**Given entries**
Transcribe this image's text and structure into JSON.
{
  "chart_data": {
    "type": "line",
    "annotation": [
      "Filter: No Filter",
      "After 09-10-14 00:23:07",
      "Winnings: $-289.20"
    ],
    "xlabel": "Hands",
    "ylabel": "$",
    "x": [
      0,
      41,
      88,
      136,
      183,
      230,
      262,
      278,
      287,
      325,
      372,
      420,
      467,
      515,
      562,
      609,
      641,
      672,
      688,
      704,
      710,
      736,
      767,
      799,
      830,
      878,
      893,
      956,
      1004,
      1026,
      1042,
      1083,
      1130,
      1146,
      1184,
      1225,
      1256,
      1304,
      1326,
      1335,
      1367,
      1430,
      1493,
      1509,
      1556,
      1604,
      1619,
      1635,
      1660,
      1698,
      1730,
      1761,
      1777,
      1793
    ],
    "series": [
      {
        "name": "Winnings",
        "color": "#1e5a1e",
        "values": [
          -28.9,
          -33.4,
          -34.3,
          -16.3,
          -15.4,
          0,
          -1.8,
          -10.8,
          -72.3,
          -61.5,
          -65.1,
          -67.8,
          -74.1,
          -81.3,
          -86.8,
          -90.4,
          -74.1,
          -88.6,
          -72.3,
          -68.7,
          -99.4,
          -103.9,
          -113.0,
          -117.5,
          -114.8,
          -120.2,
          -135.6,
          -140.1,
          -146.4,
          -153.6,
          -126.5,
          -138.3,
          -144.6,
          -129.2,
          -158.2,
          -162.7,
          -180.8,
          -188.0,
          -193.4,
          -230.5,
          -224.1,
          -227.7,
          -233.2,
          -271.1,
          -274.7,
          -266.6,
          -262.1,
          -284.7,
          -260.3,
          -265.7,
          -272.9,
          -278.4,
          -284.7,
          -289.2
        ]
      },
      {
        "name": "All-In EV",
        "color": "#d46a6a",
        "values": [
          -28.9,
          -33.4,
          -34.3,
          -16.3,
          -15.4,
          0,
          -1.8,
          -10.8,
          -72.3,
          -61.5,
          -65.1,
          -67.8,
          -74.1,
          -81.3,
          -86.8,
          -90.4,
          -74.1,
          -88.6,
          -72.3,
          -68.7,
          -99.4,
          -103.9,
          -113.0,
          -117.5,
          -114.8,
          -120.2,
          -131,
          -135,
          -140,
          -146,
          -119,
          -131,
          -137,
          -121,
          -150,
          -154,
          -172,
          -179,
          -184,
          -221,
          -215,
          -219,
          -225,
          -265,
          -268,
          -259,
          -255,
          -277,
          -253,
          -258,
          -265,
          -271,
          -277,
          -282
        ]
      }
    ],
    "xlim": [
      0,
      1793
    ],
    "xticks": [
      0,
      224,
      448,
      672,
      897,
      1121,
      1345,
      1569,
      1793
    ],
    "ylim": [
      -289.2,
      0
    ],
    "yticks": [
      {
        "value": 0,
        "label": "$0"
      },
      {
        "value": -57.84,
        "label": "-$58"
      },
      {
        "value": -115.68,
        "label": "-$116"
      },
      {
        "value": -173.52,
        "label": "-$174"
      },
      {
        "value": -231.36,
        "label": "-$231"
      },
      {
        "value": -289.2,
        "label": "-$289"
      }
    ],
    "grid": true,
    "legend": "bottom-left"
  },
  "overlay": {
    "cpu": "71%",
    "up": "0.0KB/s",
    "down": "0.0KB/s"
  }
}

**Direction**
From the first line to the last, please quote the material above exactly.

**Problem solution**
Transcribe this image's text and structure into JSON.
{
  "chart_data": {
    "type": "line",
    "annotation": [
      "Filter: No Filter",
      "After 09-10-14 00:23:07",
      "Winnings: $-289.20"
    ],
    "xlabel": "Hands",
    "ylabel": "$",
    "x": [
      0,
      41,
      88,
      136,
      183,
      230,
      262,
      278,
      287,
      325,
      372,
      420,
      467,
      515,
      562,
      609,
      641,
      672,
      688,
      704,
      710,
      736,
      767,
      799,
      830,
      878,
      893,
      956,
      1004,
      1026,
      1042,
      1083,
      1130,
      1146,
      1184,
      1225,
      1256,
      1304,
      1326,
      1335,
      1367,
      1430,
      1493,
      1509,
      1556,
      1604,
      1619,
      1635,
      1660,
      1698,
      1730,
      1761,
      1777,
      1793
    ],
    "series": [
      {
        "name": "Winnings",
        "color": "#1e5a1e",
        "values": [
          -28.9,
          -33.4,
          -34.3,
          -16.3,
          -15.4,
          0,
          -1.8,
          -10.8,
          -72.3,
          -61.5,
          -65.1,
          -67.8,
          -74.1,
          -81.3,
          -86.8,
          -90.4,
          -74.1,
          -88.6,
          -72.3,
          -68.7,
          -99.4,
          -103.9,
          -113.0,
          -117.5,
          -114.8,
          -120.2,
          -135.6,
          -140.1,
          -146.4,
          -153.6,
          -126.5,
          -138.3,
          -144.6,
          -129.2,
          -158.2,
          -162.7,
          -180.8,
          -188.0,
          -193.4,
          -230.5,
          -224.1,
          -227.7,
          -233.2,
          -271.1,
          -274.7,
          -266.6,
          -262.1,
          -284.7,
          -260.3,
          -265.7,
          -272.9,
          -278.4,
          -284.7,
          -289.2
        ]
      },
      {
        "name": "All-In EV",
        "color": "#d46a6a",
        "values": [
          -28.9,
          -33.4,
          -34.3,
          -16.3,
          -15.4,
          0,
          -1.8,
          -10.8,
          -72.3,
          -61.5,
          -65.1,
          -67.8,
          -74.1,
          -81.3,
          -86.8,
          -90.4,
          -74.1,
          -88.6,
          -72.3,
          -68.7,
          -99.4,
          -103.9,
          -113.0,
          -117.5,
          -114.8,
          -120.2,
          -131,
          -135,
          -140,
          -146,
          -119,
          -131,
          -137,
          -121,
          -150,
          -154,
          -172,
          -179,
          -184,
          -221,
          -215,
          -219,
          -225,
          -265,
          -268,
          -259,
          -255,
          -277,
          -253,
          -258,
          -265,
          -271,
          -277,
          -282
        ]
      }
    ],
    "xlim": [
      0,
      1793
    ],
    "xticks": [
      0,
      224,
      448,
      672,
      897,
      1121,
      1345,
      1569,
      1793
    ],
    "ylim": [
      -289.2,
      0
    ],
    "yticks": [
      {
        "value": 0,
        "label": "$0"
      },
      {
        "value": -57.84,
        "label": "-$58"
      },
      {
        "value": -115.68,
        "label": "-$116"
      },
      {
        "value": -173.52,
        "label": "-$174"
      },
      {
        "value": -231.36,
        "label": "-$231"
      },
      {
        "value": -289.2,
        "label": "-$289"
      }
    ],
    "grid": true,
    "legend": "bottom-left"
  },
  "overlay": {
    "cpu": "71%",
    "up": "0.0KB/s",
    "down": "0.0KB/s"
  }
}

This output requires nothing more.